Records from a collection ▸
--- Begin ---

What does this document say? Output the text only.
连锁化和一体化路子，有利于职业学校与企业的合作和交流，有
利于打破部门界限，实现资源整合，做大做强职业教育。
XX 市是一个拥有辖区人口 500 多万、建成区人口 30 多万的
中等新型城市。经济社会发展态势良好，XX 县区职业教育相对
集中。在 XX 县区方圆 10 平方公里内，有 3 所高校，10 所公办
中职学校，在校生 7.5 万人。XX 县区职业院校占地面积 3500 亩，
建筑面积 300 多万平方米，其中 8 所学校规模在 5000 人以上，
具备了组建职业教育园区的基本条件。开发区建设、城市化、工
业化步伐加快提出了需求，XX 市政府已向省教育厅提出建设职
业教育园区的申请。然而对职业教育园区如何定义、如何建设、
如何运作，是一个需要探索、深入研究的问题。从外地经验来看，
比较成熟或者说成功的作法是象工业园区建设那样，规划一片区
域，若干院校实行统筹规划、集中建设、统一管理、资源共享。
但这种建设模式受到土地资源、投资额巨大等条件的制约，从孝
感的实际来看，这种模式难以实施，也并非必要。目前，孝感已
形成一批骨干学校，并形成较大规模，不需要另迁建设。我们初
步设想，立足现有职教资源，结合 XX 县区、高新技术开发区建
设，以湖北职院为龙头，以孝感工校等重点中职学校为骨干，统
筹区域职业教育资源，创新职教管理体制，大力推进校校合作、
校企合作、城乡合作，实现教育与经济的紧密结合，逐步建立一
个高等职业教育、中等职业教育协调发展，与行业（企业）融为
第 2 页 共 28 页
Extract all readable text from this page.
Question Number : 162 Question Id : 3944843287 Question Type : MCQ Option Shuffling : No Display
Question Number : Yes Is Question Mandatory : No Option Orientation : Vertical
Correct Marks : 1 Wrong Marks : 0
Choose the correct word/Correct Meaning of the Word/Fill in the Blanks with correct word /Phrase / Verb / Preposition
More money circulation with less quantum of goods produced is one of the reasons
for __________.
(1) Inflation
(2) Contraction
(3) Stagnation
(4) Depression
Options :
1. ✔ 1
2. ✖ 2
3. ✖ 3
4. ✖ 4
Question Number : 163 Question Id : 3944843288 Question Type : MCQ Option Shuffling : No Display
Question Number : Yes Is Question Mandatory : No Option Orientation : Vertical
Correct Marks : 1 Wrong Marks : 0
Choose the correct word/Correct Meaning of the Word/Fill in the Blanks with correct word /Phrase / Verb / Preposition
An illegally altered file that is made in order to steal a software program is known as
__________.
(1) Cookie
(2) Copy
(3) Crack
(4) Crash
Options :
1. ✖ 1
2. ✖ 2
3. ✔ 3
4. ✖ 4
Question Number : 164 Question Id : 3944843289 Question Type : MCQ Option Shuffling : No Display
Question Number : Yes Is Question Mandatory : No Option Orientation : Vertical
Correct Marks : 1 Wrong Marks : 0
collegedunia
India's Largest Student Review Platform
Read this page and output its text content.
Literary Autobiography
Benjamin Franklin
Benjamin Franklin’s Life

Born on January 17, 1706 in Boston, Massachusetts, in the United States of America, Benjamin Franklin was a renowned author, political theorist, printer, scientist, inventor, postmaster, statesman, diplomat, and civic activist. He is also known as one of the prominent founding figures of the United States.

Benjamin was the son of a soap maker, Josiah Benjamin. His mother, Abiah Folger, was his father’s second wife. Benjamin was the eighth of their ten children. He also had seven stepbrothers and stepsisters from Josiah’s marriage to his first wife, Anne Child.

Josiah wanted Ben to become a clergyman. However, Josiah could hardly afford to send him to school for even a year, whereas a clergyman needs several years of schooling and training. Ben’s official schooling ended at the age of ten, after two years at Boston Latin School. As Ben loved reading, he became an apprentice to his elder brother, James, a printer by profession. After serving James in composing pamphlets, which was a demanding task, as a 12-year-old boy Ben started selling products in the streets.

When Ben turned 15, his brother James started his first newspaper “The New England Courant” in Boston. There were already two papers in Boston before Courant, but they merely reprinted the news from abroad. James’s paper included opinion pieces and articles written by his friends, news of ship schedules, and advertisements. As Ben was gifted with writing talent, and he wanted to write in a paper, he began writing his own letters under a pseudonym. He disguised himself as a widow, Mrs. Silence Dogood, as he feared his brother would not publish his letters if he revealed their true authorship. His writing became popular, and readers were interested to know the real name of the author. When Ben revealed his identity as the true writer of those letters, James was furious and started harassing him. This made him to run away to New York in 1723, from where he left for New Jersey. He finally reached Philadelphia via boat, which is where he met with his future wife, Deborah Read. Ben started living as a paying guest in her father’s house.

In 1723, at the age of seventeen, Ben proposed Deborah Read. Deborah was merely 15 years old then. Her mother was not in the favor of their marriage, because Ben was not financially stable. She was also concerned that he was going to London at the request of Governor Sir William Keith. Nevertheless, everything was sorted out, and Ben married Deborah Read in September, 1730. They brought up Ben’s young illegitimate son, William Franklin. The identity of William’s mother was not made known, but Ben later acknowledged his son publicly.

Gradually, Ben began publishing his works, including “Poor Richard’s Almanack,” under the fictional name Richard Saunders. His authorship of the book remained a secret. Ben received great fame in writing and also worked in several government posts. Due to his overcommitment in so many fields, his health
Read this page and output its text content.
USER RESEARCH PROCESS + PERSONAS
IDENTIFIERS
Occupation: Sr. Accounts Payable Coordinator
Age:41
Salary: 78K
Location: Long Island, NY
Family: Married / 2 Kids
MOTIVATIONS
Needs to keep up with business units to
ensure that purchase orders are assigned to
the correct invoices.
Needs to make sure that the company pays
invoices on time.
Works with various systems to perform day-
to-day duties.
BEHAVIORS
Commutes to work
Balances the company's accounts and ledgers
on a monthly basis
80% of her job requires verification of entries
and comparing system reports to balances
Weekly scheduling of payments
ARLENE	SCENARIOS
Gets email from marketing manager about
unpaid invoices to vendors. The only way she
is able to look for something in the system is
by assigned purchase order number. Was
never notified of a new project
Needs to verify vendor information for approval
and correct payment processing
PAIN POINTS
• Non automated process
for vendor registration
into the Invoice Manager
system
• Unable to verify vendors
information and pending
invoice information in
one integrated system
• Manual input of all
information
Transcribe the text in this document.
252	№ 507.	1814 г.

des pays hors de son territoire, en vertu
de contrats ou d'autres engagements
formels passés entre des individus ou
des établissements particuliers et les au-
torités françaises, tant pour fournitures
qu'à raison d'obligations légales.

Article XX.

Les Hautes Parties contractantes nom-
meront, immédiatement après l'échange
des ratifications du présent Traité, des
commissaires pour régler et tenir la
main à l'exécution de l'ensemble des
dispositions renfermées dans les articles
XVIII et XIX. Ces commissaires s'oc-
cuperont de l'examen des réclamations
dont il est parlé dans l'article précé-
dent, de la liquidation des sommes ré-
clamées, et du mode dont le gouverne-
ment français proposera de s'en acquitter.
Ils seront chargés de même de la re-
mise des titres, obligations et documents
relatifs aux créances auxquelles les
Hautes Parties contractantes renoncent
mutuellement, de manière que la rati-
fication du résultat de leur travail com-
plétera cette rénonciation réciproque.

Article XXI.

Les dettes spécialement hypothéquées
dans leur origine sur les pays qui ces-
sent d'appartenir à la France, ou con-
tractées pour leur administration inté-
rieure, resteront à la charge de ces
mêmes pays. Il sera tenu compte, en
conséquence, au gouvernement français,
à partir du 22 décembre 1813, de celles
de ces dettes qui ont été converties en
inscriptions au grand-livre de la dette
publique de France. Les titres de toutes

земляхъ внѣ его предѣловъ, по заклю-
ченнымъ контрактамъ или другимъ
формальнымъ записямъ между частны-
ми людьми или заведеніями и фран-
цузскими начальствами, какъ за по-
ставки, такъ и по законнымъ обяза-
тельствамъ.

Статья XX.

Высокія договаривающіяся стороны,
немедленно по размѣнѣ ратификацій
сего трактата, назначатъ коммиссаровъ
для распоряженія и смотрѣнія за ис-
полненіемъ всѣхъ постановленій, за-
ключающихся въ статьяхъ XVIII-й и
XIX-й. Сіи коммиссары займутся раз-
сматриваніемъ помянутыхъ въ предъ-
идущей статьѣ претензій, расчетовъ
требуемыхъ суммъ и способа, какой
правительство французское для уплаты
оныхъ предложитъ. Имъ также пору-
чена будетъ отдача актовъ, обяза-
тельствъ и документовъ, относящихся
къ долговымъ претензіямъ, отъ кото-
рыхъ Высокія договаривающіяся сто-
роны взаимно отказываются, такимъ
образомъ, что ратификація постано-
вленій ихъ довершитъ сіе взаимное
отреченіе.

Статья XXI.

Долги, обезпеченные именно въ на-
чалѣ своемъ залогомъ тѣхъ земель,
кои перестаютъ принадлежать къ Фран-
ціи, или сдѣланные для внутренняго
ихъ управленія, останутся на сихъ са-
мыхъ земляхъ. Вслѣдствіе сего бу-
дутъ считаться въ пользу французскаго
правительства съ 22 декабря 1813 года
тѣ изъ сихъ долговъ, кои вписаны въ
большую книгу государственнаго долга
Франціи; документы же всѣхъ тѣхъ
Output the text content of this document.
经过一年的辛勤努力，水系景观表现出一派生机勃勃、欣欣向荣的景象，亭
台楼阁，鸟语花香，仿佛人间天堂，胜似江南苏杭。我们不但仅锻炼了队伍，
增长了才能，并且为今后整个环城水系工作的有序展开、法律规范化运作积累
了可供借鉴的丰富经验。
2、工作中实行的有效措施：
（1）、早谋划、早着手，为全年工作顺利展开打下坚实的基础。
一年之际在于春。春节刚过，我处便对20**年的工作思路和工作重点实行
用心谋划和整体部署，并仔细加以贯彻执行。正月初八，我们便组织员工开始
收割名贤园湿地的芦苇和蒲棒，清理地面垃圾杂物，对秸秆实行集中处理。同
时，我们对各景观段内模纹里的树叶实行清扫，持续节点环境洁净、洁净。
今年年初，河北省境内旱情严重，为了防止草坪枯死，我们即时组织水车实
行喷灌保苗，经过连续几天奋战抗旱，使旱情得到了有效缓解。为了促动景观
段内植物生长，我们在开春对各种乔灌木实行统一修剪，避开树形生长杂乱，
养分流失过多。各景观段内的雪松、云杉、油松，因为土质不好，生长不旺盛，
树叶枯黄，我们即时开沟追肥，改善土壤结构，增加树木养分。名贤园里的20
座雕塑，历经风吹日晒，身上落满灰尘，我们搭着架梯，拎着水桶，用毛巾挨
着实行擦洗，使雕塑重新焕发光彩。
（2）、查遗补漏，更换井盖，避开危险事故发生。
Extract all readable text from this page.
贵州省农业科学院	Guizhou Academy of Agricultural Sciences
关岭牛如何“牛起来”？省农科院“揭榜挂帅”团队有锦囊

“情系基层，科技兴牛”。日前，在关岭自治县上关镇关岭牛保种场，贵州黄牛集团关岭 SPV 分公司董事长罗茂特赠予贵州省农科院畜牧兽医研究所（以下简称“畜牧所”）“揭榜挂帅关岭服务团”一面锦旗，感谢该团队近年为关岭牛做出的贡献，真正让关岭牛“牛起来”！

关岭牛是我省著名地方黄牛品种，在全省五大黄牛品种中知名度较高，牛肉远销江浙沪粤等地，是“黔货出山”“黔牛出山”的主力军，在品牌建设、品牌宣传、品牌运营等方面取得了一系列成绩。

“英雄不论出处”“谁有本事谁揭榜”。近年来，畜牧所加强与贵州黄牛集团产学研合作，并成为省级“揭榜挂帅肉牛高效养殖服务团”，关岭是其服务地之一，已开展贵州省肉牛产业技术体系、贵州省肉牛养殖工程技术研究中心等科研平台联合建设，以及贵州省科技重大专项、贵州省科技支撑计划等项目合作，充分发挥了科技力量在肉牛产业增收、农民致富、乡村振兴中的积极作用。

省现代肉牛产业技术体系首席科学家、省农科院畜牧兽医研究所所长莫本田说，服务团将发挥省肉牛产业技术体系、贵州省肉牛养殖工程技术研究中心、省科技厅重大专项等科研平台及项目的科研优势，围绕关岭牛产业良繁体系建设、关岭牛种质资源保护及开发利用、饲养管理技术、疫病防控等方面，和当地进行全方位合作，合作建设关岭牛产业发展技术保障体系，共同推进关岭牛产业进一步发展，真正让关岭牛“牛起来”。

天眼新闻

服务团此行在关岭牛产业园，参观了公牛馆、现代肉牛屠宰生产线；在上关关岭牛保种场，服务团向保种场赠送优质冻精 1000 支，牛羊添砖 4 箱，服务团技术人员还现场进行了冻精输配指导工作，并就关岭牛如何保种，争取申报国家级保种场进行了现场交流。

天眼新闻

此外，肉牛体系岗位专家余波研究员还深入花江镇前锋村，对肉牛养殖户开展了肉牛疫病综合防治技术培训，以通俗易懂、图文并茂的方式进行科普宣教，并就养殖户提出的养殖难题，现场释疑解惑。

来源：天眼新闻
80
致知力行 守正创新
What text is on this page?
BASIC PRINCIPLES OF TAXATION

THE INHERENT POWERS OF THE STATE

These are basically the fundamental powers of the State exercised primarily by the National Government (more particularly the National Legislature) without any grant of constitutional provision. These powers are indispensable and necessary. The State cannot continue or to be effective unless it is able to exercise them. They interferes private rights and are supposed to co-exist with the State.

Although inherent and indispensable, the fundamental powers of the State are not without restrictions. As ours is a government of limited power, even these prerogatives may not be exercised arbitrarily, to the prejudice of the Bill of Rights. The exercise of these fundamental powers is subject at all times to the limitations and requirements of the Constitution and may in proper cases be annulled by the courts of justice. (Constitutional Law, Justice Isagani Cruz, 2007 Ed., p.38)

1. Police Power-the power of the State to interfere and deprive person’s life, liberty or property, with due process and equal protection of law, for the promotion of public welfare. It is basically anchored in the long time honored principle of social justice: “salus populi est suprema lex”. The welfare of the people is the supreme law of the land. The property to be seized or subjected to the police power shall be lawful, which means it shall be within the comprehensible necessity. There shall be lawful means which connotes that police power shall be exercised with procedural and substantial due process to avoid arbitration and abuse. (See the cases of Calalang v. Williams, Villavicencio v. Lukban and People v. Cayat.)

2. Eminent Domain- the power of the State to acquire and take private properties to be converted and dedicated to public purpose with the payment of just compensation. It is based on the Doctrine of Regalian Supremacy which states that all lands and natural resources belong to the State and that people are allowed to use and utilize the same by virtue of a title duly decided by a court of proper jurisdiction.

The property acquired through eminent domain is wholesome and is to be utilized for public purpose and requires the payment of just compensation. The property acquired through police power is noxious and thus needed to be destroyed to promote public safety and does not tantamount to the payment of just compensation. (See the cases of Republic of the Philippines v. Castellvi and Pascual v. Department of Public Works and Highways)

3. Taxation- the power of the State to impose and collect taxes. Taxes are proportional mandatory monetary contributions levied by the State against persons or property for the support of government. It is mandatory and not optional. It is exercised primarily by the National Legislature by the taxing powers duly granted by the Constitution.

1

--- End ---

Task statement ▸ Identify and copy lines that hold the string "Parties".

Answer to this task ▸
Les Hautes Parties contractantes nom-
Hautes Parties contractantes renoncent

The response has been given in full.